(Source data)
:::::

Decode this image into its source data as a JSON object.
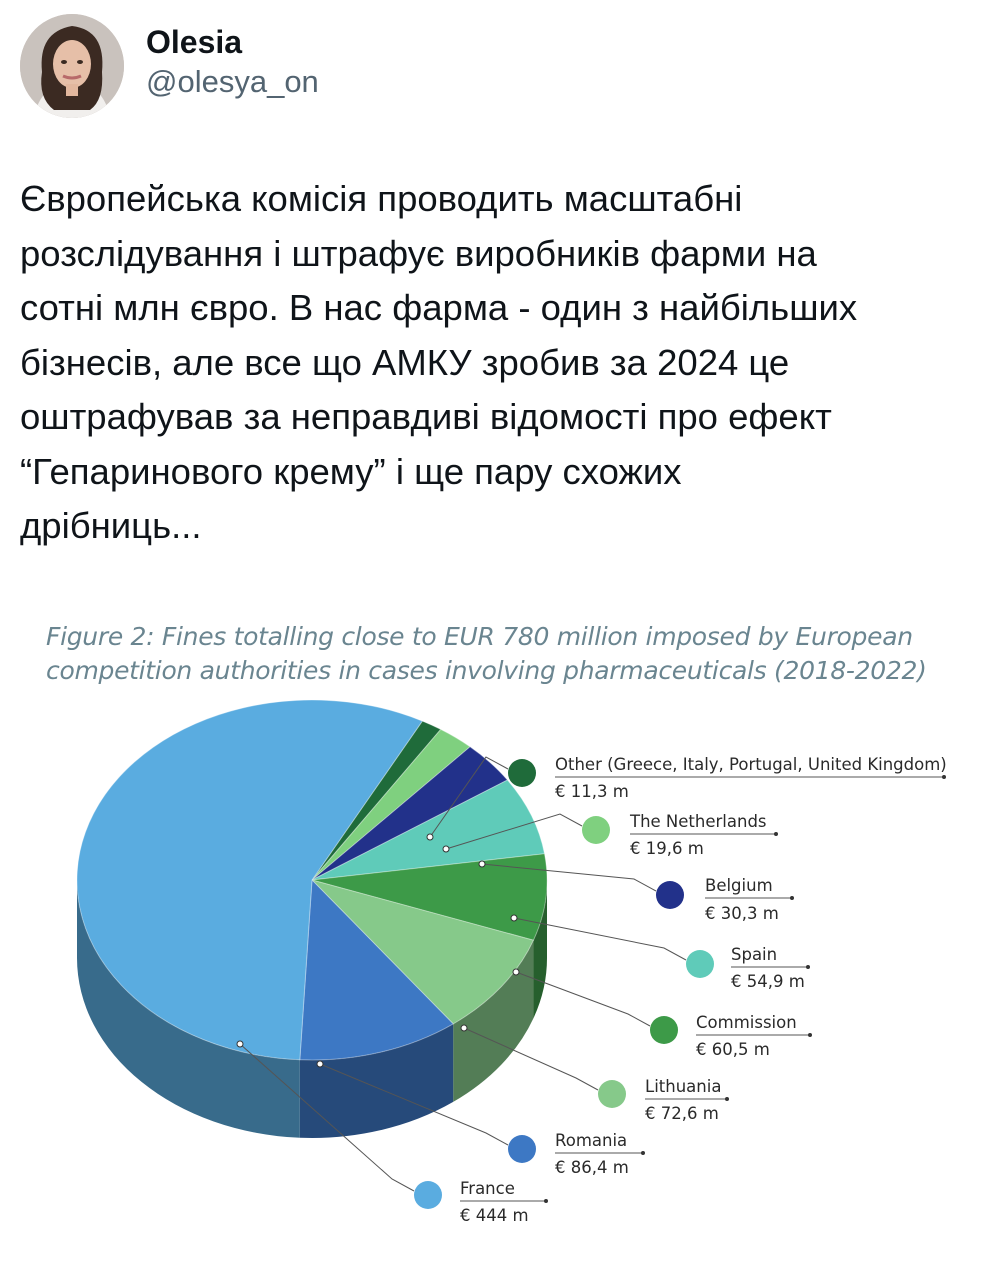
{
  "tweet": {
    "display_name": "Olesia",
    "handle": "@olesya_on",
    "text": "Європейська комісія проводить масштабні\nрозслідування і штрафує виробників фарми на\nсотні млн євро. В нас фарма - один з найбільших\nбізнесів, але все що АМКУ зробив за 2024 це\nоштрафував за неправдиві відомості про ефект\n“Гепаринового крему” і ще пару схожих\nдрібниць..."
  },
  "chart_data": {
    "type": "pie",
    "title": "Figure 2: Fines totalling close to EUR 780 million imposed by European competition authorities in cases involving pharmaceuticals (2018-2022)",
    "title_lines": [
      "Figure 2: Fines totalling close to EUR 780 million imposed by European",
      "competition authorities in cases involving pharmaceuticals (2018-2022)"
    ],
    "unit": "€ m",
    "slices": [
      {
        "label": "France",
        "value": 444,
        "value_label": "€ 444 m",
        "color": "#5aace0"
      },
      {
        "label": "Romania",
        "value": 86.4,
        "value_label": "€ 86,4 m",
        "color": "#3d78c4"
      },
      {
        "label": "Lithuania",
        "value": 72.6,
        "value_label": "€ 72,6 m",
        "color": "#86c98a"
      },
      {
        "label": "Commission",
        "value": 60.5,
        "value_label": "€ 60,5 m",
        "color": "#3d9a48"
      },
      {
        "label": "Spain",
        "value": 54.9,
        "value_label": "€ 54,9 m",
        "color": "#5fcbb9"
      },
      {
        "label": "Belgium",
        "value": 30.3,
        "value_label": "€ 30,3 m",
        "color": "#22318a"
      },
      {
        "label": "The Netherlands",
        "value": 19.6,
        "value_label": "€ 19,6 m",
        "color": "#7fd07f"
      },
      {
        "label": "Other (Greece, Italy, Portugal, United Kingdom)",
        "value": 11.3,
        "value_label": "€ 11,3 m",
        "color": "#1f6b3a"
      }
    ]
  }
}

:::::

TASK TO COMPLETE:
Keep every word of the data as it is when you write it out, but drop the pictures.

COMPLETED TASK:
Decode this image into its source data as a JSON object.
{
  "tweet": {
    "display_name": "Olesia",
    "handle": "@olesya_on",
    "text": "Європейська комісія проводить масштабні\nрозслідування і штрафує виробників фарми на\nсотні млн євро. В нас фарма - один з найбільших\nбізнесів, але все що АМКУ зробив за 2024 це\nоштрафував за неправдиві відомості про ефект\n“Гепаринового крему” і ще пару схожих\nдрібниць..."
  },
  "chart_data": {
    "type": "pie",
    "title": "Figure 2: Fines totalling close to EUR 780 million imposed by European competition authorities in cases involving pharmaceuticals (2018-2022)",
    "title_lines": [
      "Figure 2: Fines totalling close to EUR 780 million imposed by European",
      "competition authorities in cases involving pharmaceuticals (2018-2022)"
    ],
    "unit": "€ m",
    "slices": [
      {
        "label": "France",
        "value": 444,
        "value_label": "€ 444 m",
        "color": "#5aace0"
      },
      {
        "label": "Romania",
        "value": 86.4,
        "value_label": "€ 86,4 m",
        "color": "#3d78c4"
      },
      {
        "label": "Lithuania",
        "value": 72.6,
        "value_label": "€ 72,6 m",
        "color": "#86c98a"
      },
      {
        "label": "Commission",
        "value": 60.5,
        "value_label": "€ 60,5 m",
        "color": "#3d9a48"
      },
      {
        "label": "Spain",
        "value": 54.9,
        "value_label": "€ 54,9 m",
        "color": "#5fcbb9"
      },
      {
        "label": "Belgium",
        "value": 30.3,
        "value_label": "€ 30,3 m",
        "color": "#22318a"
      },
      {
        "label": "The Netherlands",
        "value": 19.6,
        "value_label": "€ 19,6 m",
        "color": "#7fd07f"
      },
      {
        "label": "Other (Greece, Italy, Portugal, United Kingdom)",
        "value": 11.3,
        "value_label": "€ 11,3 m",
        "color": "#1f6b3a"
      }
    ]
  }
}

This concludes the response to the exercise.